[Material]
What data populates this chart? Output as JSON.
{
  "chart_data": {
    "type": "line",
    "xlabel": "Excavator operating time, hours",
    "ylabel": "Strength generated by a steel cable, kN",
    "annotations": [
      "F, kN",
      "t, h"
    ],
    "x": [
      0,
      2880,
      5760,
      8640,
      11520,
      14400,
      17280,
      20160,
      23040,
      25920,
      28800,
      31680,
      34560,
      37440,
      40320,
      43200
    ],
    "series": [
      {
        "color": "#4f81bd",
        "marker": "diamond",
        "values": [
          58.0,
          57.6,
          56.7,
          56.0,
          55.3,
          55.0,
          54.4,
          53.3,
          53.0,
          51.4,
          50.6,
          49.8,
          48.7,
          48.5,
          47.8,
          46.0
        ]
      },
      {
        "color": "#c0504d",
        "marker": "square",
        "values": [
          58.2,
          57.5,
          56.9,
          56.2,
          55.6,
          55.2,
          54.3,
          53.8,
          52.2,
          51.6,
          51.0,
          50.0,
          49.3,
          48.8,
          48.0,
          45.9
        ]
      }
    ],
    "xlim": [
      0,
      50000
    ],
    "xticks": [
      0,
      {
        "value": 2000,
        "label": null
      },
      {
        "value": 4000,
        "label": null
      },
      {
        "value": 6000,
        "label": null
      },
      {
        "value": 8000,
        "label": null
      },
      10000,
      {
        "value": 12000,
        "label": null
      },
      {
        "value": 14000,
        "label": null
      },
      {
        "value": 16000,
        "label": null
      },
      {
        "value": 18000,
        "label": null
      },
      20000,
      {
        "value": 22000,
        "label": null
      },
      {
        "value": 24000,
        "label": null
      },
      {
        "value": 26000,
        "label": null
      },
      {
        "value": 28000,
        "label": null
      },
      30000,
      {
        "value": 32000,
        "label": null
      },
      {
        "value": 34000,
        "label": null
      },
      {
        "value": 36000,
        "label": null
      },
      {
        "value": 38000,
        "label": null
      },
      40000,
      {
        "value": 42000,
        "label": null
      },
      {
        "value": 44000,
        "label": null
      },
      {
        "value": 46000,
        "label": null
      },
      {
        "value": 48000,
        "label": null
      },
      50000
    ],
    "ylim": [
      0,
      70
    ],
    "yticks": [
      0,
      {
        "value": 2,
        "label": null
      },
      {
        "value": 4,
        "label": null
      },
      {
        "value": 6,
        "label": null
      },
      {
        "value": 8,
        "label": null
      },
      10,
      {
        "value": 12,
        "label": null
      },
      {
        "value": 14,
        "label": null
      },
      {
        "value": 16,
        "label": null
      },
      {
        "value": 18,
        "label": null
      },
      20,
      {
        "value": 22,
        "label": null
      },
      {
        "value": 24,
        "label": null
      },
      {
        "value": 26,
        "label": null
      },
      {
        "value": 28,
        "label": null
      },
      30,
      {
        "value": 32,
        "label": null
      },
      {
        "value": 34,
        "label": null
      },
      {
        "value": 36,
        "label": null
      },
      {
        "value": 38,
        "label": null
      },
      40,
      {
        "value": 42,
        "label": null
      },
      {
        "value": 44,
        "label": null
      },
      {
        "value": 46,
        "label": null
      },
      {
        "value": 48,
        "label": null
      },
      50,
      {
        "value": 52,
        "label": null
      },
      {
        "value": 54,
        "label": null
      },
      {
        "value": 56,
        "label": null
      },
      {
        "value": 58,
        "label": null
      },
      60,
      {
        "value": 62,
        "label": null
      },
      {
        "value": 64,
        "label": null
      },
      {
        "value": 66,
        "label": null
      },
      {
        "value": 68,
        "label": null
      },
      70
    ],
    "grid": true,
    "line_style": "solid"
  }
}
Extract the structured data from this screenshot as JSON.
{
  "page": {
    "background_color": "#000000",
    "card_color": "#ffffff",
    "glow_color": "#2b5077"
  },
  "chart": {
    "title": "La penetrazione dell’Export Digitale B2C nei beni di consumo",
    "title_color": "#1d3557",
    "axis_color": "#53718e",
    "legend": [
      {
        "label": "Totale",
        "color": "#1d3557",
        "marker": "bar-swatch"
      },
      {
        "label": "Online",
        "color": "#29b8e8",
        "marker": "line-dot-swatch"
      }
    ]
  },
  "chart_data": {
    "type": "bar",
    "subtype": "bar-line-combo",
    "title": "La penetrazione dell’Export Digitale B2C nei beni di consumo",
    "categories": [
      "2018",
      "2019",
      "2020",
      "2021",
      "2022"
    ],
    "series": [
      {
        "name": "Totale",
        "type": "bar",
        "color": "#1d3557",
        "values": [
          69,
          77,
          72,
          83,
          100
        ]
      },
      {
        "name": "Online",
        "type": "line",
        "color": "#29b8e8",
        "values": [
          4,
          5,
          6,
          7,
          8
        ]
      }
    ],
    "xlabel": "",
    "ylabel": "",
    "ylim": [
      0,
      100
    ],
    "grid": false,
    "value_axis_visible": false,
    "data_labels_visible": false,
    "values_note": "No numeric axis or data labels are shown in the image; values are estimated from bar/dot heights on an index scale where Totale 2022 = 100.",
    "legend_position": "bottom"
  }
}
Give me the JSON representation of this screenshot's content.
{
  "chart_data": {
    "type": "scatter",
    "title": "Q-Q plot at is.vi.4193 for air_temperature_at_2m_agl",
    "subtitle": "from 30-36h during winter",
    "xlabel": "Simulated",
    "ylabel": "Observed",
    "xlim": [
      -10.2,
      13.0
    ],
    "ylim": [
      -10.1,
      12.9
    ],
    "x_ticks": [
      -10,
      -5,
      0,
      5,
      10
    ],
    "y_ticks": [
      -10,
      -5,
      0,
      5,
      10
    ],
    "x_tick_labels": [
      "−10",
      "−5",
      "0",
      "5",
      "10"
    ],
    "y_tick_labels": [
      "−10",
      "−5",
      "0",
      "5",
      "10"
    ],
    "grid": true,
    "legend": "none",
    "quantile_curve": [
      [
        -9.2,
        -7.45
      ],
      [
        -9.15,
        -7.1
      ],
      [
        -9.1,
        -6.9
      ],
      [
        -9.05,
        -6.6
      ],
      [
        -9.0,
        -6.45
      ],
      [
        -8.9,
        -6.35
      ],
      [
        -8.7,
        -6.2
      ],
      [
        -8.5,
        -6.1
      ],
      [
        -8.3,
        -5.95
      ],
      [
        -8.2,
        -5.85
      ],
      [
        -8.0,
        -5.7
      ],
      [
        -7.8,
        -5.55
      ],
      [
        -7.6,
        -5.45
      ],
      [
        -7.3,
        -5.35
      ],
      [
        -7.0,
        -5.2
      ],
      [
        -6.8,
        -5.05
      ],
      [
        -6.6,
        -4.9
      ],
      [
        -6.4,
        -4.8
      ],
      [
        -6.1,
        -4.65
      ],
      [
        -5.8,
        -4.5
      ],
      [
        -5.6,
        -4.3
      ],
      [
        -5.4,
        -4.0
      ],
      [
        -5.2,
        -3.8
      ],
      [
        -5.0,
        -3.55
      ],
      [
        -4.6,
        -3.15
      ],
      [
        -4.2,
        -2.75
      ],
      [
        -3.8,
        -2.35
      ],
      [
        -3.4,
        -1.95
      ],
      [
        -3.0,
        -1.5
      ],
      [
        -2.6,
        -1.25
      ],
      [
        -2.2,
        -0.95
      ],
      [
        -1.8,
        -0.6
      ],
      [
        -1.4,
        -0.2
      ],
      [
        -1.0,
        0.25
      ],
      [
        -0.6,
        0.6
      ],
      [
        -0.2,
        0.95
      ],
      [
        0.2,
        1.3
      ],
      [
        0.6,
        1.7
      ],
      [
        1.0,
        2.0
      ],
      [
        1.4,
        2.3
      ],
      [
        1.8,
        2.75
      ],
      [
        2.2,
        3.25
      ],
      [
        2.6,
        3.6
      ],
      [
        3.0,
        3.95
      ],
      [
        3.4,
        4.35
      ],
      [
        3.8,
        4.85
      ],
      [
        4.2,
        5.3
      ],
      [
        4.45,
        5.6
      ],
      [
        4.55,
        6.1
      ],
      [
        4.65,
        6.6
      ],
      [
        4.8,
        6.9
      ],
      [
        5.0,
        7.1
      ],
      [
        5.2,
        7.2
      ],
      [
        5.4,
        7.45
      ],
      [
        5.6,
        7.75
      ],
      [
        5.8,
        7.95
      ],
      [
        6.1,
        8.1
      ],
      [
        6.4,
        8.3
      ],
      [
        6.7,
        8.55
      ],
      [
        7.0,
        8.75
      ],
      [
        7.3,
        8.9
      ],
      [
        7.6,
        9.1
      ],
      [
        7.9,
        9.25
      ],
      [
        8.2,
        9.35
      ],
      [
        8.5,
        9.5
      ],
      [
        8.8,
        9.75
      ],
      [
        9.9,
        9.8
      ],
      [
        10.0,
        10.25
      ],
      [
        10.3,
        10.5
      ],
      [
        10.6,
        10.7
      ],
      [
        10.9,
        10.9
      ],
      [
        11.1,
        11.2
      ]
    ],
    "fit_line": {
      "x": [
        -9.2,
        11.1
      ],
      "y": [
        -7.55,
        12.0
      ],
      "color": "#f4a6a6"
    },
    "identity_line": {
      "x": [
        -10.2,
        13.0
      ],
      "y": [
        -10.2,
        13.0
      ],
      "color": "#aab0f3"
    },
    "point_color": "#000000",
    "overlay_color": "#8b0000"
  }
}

[Stated task] Copy out each line of the data containing the string "ylabel".

[Output of the exercise]
    "ylabel": "Strength generated by a steel cable, kN",
    "ylabel": "",
    "ylabel": "Observed",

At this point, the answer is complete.